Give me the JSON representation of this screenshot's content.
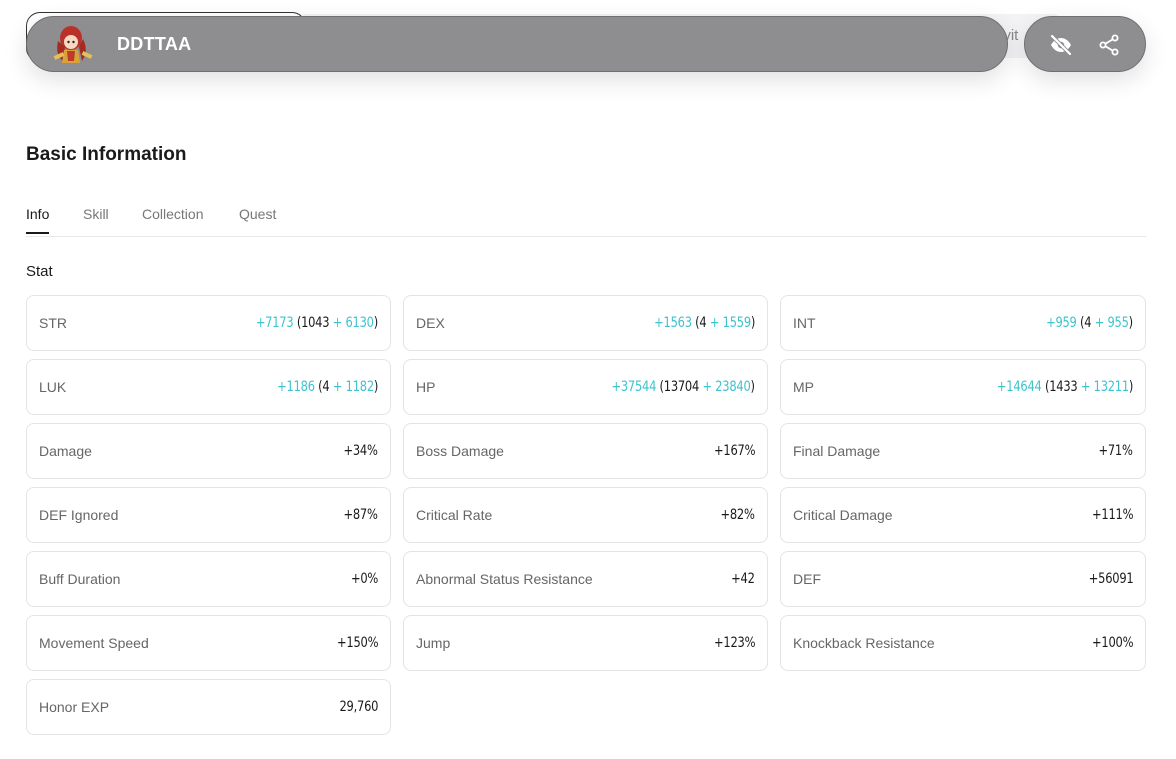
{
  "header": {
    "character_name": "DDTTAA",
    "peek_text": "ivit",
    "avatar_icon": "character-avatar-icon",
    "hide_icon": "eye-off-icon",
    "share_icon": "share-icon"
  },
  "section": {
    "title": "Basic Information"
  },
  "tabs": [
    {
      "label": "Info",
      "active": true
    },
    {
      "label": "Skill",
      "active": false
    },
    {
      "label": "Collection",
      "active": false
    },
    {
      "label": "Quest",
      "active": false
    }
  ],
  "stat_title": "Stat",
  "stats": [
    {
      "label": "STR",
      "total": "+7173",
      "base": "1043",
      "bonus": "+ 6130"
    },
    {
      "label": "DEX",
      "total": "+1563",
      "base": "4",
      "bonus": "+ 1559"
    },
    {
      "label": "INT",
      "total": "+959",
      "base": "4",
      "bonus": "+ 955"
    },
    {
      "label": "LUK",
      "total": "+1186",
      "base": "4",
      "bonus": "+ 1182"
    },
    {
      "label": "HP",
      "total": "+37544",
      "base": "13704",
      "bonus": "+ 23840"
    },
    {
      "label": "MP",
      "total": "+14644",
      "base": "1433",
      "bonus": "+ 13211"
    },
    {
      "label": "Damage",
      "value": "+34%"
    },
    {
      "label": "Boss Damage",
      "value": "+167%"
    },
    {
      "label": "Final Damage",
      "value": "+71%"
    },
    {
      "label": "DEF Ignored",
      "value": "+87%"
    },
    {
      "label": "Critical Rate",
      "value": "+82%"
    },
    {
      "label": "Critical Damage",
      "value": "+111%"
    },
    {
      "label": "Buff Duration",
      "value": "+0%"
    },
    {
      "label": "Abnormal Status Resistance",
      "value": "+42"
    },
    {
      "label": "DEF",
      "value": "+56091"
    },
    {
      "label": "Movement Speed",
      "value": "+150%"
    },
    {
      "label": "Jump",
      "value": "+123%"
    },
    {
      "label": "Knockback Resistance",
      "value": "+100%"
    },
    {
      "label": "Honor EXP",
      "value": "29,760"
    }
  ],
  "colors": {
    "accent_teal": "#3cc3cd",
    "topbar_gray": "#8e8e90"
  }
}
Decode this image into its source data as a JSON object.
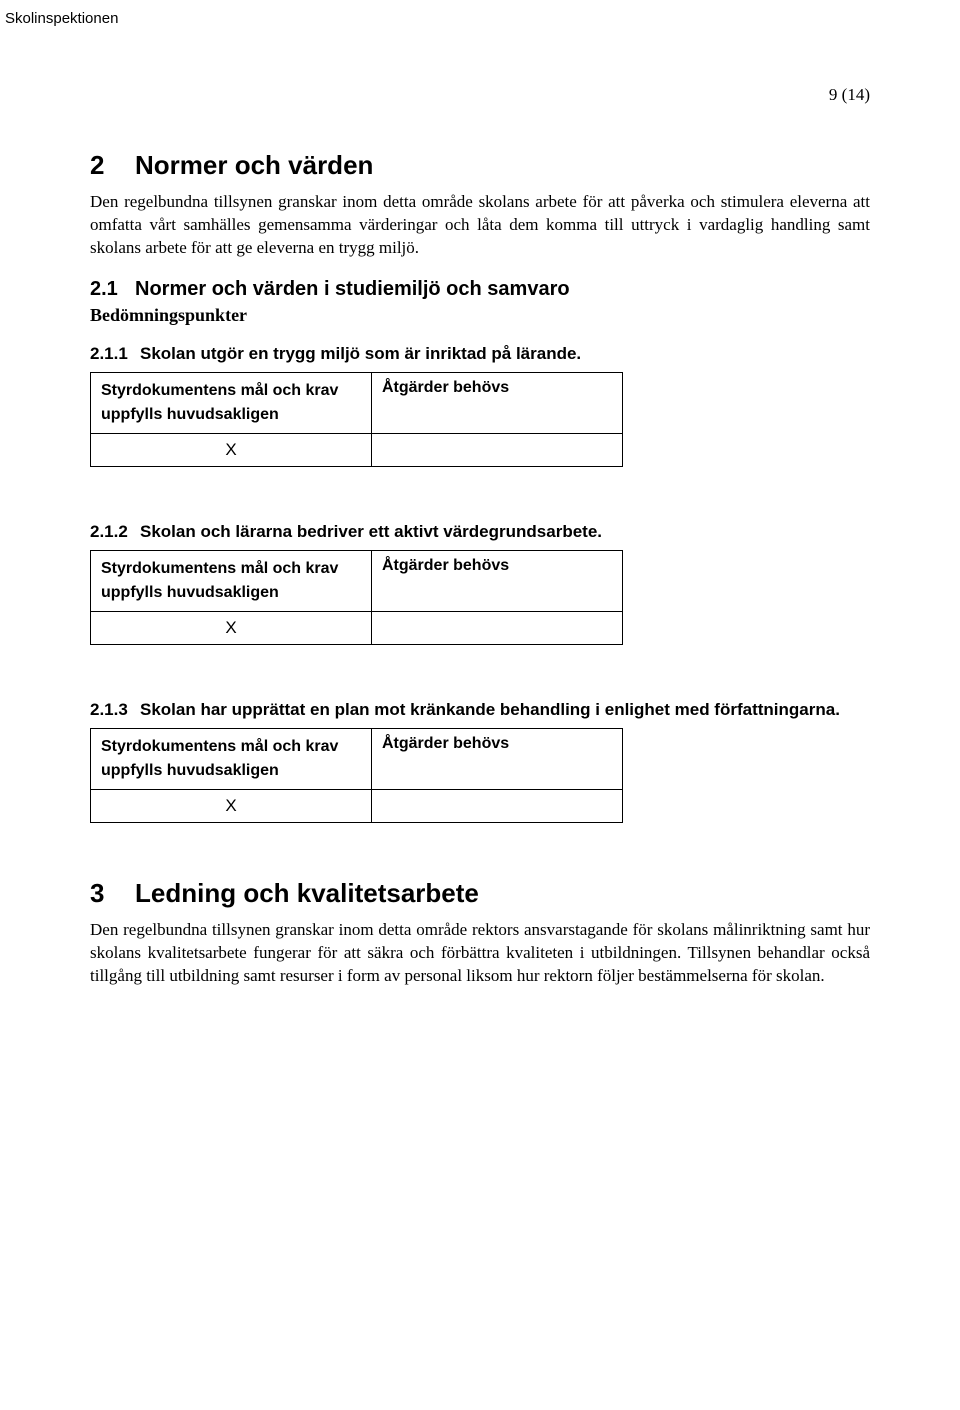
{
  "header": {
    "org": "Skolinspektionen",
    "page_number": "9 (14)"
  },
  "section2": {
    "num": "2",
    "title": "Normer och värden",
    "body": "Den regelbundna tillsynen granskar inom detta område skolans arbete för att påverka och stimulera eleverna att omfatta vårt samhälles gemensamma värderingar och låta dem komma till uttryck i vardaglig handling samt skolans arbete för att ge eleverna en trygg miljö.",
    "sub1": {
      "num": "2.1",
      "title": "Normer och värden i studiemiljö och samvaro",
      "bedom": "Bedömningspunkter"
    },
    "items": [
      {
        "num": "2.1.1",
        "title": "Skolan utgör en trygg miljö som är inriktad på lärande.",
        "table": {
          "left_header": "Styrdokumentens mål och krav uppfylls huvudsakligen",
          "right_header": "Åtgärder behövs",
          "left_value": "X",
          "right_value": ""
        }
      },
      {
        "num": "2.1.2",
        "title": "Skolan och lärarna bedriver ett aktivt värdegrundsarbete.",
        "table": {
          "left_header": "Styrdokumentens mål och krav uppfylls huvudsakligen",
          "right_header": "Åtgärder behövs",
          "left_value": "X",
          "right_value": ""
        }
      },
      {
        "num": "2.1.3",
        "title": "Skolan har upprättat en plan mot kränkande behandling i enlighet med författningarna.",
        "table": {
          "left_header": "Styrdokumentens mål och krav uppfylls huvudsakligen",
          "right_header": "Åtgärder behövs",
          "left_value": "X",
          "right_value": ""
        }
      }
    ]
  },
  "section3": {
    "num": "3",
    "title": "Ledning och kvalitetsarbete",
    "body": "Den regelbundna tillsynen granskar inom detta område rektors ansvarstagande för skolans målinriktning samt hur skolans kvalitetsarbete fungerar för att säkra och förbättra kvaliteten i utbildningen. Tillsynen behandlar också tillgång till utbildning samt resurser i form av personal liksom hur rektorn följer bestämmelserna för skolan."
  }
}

_PROBLEM_
Keep only those lines of the records that hold "regelbundna", and return them.

_EXERCISE SOLUTION_
    "body": "Den regelbundna tillsynen granskar inom detta område skolans arbete för att påverka och stimulera eleverna att omfatta vårt samhälles gemensamma värderingar och låta dem komma till uttryck i vardaglig handling samt skolans arbete för att ge eleverna en trygg miljö.",
    "body": "Den regelbundna tillsynen granskar inom detta område rektors ansvarstagande för skolans målinriktning samt hur skolans kvalitetsarbete fungerar för att säkra och förbättra kvaliteten i utbildningen. Tillsynen behandlar också tillgång till utbildning samt resurser i form av personal liksom hur rektorn följer bestämmelserna för skolan."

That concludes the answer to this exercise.